** START OF MATERIALS PROVIDED **

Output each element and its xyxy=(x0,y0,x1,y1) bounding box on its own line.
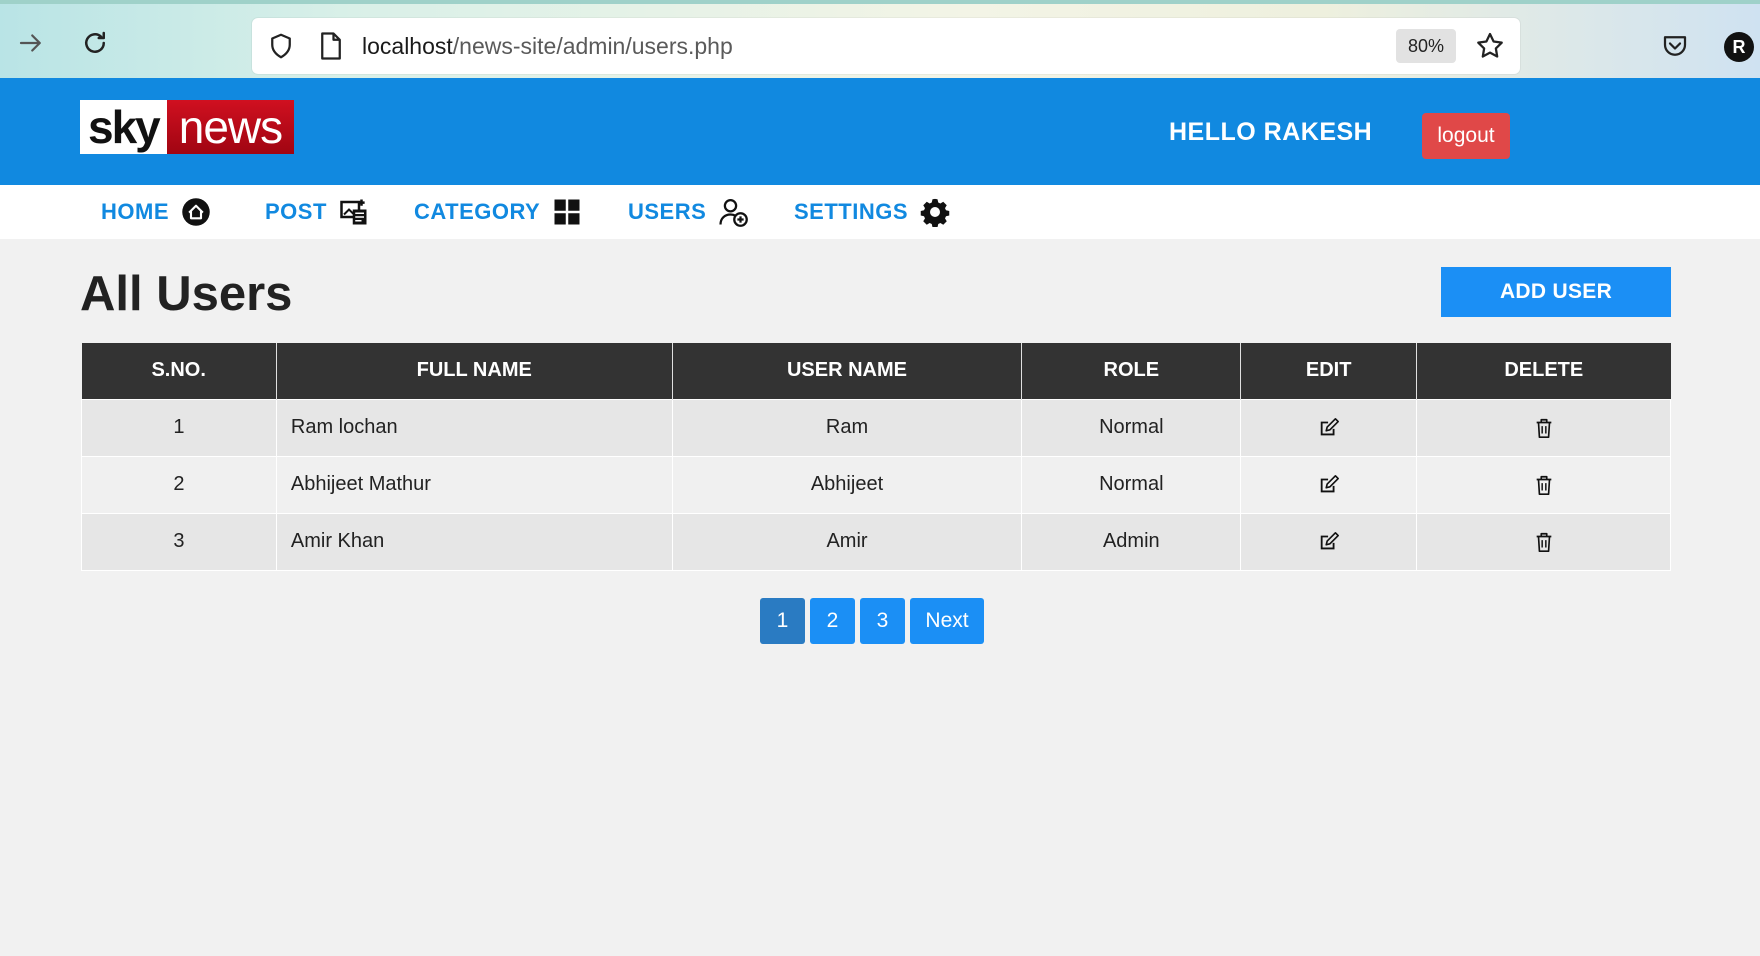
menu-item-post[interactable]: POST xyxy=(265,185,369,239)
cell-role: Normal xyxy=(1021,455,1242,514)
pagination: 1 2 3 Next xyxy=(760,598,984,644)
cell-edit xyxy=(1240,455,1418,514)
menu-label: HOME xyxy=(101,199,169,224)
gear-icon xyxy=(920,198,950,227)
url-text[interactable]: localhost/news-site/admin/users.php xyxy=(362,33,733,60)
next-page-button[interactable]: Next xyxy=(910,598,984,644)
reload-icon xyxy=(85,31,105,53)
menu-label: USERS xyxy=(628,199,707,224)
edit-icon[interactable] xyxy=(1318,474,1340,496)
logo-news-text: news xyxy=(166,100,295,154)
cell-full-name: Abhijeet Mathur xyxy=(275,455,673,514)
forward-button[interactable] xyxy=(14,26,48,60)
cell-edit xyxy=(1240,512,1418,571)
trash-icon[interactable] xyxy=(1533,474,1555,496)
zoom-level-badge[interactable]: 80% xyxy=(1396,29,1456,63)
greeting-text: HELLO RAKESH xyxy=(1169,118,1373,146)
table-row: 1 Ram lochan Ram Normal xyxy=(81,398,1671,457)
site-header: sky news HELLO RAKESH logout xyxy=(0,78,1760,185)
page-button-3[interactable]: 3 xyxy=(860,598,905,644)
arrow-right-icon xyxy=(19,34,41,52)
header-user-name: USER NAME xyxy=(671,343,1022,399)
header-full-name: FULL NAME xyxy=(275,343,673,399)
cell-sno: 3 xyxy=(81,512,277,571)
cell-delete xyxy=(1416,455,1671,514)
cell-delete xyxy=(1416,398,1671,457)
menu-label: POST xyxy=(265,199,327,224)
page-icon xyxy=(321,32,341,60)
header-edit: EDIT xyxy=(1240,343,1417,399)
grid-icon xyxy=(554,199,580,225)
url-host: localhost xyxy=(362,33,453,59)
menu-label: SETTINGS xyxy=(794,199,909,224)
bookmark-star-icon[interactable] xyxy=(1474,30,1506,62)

** END OF MATERIALS PROVIDED **

SET TASK: Copy every line of the data above word for word, leaving out the picture.

SOLUTION TO THE PROBLEM:
Output each element and its xyxy=(x0,y0,x1,y1) bounding box on its own line.
menu-item-post[interactable]: POST xyxy=(265,185,369,239)
cell-role: Normal xyxy=(1021,455,1242,514)
pagination: 1 2 3 Next xyxy=(760,598,984,644)
cell-edit xyxy=(1240,455,1418,514)
menu-label: HOME xyxy=(101,199,169,224)
gear-icon xyxy=(920,198,950,227)
url-text[interactable]: localhost/news-site/admin/users.php xyxy=(362,33,733,60)
next-page-button[interactable]: Next xyxy=(910,598,984,644)
reload-icon xyxy=(85,31,105,53)
menu-label: USERS xyxy=(628,199,707,224)
edit-icon[interactable] xyxy=(1318,474,1340,496)
logo-news-text: news xyxy=(166,100,295,154)
cell-full-name: Abhijeet Mathur xyxy=(275,455,673,514)
forward-button[interactable] xyxy=(14,26,48,60)
cell-edit xyxy=(1240,512,1418,571)
trash-icon[interactable] xyxy=(1533,474,1555,496)
zoom-level-badge[interactable]: 80% xyxy=(1396,29,1456,63)
greeting-text: HELLO RAKESH xyxy=(1169,118,1373,146)
table-row: 1 Ram lochan Ram Normal xyxy=(81,398,1671,457)
site-header: sky news HELLO RAKESH logout xyxy=(0,78,1760,185)
page-button-3[interactable]: 3 xyxy=(860,598,905,644)
arrow-right-icon xyxy=(19,34,41,52)
header-user-name: USER NAME xyxy=(671,343,1022,399)
header-full-name: FULL NAME xyxy=(275,343,673,399)
cell-sno: 3 xyxy=(81,512,277,571)
cell-delete xyxy=(1416,455,1671,514)
cell-delete xyxy=(1416,398,1671,457)
menu-label: POST xyxy=(265,199,327,224)
page-icon xyxy=(321,32,341,60)
header-edit: EDIT xyxy=(1240,343,1417,399)
grid-icon xyxy=(554,199,580,225)
url-host: localhost xyxy=(362,33,453,59)
menu-label: SETTINGS xyxy=(794,199,909,224)
bookmark-star-icon[interactable] xyxy=(1474,30,1506,62)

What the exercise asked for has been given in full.